### Work instructions
Find the lines with "Families" in them and copy them out.

### Rows from a figure dataset
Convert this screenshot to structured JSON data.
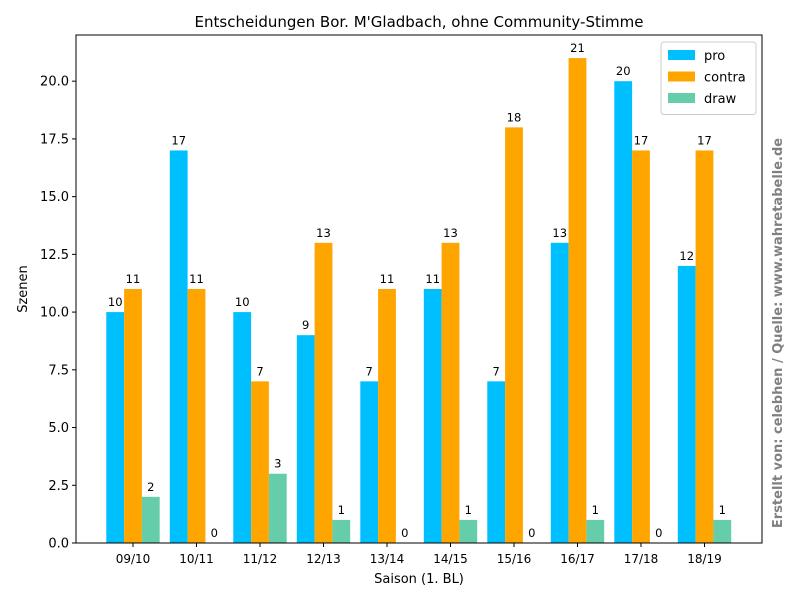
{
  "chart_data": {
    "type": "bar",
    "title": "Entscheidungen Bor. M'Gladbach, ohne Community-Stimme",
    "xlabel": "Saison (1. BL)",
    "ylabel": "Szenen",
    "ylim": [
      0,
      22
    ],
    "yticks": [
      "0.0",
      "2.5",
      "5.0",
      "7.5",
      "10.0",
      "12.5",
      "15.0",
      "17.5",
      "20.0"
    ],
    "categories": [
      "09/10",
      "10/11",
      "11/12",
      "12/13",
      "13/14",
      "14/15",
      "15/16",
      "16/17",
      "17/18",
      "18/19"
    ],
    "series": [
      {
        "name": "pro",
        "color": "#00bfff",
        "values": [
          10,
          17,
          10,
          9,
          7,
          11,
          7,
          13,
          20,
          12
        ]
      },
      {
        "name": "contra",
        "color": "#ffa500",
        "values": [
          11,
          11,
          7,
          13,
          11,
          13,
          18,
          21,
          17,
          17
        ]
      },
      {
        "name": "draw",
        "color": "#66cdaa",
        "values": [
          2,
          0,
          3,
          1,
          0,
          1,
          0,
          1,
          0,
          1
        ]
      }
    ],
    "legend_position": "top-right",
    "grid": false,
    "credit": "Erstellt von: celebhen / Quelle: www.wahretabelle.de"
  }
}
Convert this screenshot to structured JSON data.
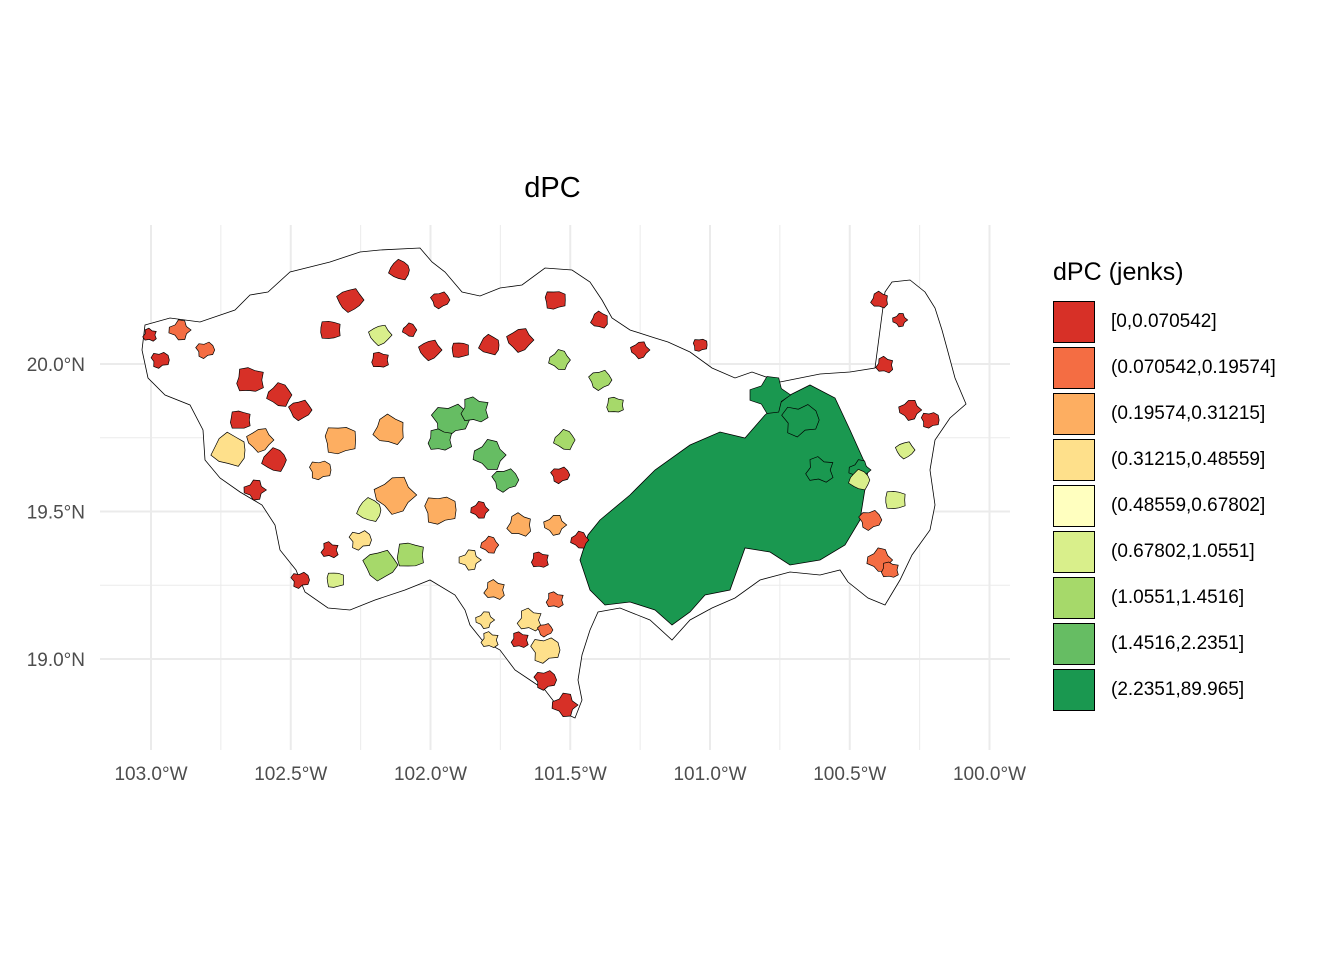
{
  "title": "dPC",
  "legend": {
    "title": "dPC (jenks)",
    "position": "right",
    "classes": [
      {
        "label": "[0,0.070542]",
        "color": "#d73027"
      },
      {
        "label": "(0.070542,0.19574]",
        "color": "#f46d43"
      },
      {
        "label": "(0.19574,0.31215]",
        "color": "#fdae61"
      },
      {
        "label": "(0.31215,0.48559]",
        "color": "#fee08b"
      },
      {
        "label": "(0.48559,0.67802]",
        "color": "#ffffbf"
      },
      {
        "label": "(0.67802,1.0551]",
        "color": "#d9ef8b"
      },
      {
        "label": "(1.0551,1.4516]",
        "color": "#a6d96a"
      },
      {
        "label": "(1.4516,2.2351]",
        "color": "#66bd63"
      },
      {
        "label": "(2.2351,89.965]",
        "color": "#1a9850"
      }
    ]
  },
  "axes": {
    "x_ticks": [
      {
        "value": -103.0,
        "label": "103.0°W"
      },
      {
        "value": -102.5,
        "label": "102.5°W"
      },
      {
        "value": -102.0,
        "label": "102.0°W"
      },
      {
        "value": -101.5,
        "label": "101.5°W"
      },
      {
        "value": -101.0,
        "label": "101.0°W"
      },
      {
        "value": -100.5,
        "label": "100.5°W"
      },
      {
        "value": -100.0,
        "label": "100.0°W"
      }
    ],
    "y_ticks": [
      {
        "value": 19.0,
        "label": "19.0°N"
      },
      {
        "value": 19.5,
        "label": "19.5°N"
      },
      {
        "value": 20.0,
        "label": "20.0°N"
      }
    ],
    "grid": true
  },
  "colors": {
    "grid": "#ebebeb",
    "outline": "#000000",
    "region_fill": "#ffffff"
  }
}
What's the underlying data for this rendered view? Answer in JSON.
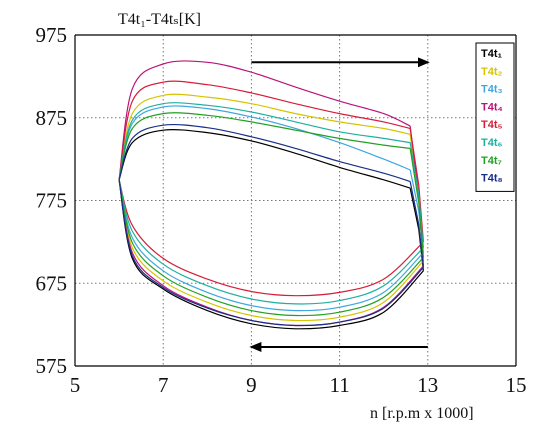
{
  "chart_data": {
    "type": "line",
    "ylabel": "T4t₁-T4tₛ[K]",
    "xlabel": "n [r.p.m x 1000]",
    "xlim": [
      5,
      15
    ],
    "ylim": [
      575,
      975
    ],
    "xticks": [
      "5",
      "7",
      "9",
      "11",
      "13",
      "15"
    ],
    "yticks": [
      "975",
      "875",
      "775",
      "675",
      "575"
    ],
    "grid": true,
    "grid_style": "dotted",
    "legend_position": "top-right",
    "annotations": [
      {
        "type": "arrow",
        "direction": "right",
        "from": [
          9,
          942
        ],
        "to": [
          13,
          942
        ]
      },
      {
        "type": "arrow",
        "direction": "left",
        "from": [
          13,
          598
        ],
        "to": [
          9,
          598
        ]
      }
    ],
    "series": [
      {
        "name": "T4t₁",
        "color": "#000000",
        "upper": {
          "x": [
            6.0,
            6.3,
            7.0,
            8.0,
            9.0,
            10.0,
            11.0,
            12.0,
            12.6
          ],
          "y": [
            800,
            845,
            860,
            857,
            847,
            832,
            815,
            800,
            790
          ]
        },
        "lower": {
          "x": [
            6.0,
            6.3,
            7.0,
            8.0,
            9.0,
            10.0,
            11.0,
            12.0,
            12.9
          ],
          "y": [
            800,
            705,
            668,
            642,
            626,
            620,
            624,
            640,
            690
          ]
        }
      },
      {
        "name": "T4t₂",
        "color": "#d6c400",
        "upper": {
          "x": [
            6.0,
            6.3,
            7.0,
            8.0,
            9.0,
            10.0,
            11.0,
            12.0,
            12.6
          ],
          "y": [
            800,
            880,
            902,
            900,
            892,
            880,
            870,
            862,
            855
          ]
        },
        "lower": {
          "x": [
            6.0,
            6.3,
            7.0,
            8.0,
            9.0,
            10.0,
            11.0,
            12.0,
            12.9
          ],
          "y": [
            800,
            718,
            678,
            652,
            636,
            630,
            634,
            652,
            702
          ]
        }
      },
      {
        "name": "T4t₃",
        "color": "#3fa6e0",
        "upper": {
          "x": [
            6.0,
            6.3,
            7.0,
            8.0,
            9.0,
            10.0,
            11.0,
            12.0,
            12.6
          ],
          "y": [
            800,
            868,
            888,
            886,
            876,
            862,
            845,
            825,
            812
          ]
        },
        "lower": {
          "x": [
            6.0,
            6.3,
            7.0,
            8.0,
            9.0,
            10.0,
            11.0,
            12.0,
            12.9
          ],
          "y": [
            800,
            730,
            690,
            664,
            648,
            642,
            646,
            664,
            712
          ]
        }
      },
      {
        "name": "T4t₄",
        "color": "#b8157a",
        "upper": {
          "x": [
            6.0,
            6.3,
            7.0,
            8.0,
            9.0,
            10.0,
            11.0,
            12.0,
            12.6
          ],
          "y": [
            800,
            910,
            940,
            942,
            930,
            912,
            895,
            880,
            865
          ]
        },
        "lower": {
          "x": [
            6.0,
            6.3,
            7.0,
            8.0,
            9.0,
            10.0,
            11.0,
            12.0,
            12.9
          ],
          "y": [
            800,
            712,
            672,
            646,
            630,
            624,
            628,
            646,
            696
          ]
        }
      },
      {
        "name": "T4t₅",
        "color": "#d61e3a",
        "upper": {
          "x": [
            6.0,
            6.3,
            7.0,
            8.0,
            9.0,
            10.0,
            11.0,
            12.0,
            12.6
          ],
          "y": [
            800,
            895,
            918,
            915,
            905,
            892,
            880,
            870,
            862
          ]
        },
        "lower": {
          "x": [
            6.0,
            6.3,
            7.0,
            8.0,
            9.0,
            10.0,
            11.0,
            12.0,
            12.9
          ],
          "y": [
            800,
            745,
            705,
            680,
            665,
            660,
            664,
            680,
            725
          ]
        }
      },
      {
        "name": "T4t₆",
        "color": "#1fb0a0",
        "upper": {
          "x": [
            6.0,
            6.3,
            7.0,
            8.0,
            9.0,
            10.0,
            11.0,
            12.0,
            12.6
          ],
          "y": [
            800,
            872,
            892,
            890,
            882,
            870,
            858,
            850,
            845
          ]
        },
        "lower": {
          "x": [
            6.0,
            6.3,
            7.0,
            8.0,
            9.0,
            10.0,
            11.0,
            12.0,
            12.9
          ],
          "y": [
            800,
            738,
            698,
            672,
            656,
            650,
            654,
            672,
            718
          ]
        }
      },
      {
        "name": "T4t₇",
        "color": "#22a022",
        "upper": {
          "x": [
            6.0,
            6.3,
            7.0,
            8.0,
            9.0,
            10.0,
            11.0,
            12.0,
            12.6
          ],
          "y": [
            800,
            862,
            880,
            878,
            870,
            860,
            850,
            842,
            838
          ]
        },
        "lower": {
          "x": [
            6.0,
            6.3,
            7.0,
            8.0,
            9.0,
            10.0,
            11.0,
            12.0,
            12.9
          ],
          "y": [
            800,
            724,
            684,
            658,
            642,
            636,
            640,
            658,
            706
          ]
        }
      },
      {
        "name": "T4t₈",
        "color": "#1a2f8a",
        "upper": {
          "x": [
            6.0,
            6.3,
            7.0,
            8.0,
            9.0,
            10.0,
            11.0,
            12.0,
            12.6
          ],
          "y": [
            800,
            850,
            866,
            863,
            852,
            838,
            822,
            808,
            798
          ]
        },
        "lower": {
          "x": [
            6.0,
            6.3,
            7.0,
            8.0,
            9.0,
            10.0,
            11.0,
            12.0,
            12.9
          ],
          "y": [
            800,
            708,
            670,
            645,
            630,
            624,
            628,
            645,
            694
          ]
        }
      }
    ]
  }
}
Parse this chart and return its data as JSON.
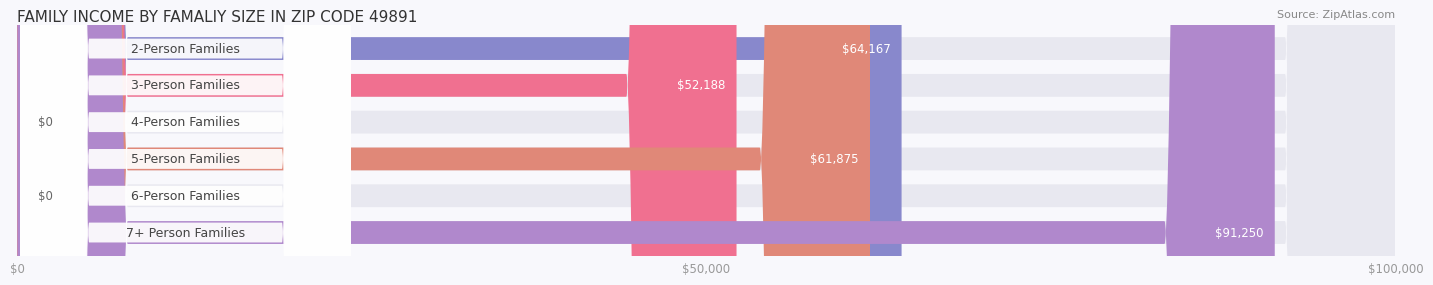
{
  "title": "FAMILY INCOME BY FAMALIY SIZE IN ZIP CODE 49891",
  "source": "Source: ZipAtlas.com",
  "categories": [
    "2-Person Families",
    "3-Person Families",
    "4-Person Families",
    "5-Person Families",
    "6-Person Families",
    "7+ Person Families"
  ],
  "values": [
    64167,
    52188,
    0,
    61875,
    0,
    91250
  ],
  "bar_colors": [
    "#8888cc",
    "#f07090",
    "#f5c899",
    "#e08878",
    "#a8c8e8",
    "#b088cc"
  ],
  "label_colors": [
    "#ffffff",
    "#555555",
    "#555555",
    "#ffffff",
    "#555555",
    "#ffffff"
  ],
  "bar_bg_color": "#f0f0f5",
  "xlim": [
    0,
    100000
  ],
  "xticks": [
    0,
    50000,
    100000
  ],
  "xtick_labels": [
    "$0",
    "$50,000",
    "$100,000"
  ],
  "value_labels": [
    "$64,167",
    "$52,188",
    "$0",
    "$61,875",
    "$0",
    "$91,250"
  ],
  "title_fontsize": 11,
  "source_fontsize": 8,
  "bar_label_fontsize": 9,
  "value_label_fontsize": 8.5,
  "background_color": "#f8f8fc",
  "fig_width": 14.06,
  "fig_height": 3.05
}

### Worked solution
    "2-Person Families",
    "3-Person Families",
    "4-Person Families",
    "5-Person Families",
    "6-Person Families",
    "7+ Person Families"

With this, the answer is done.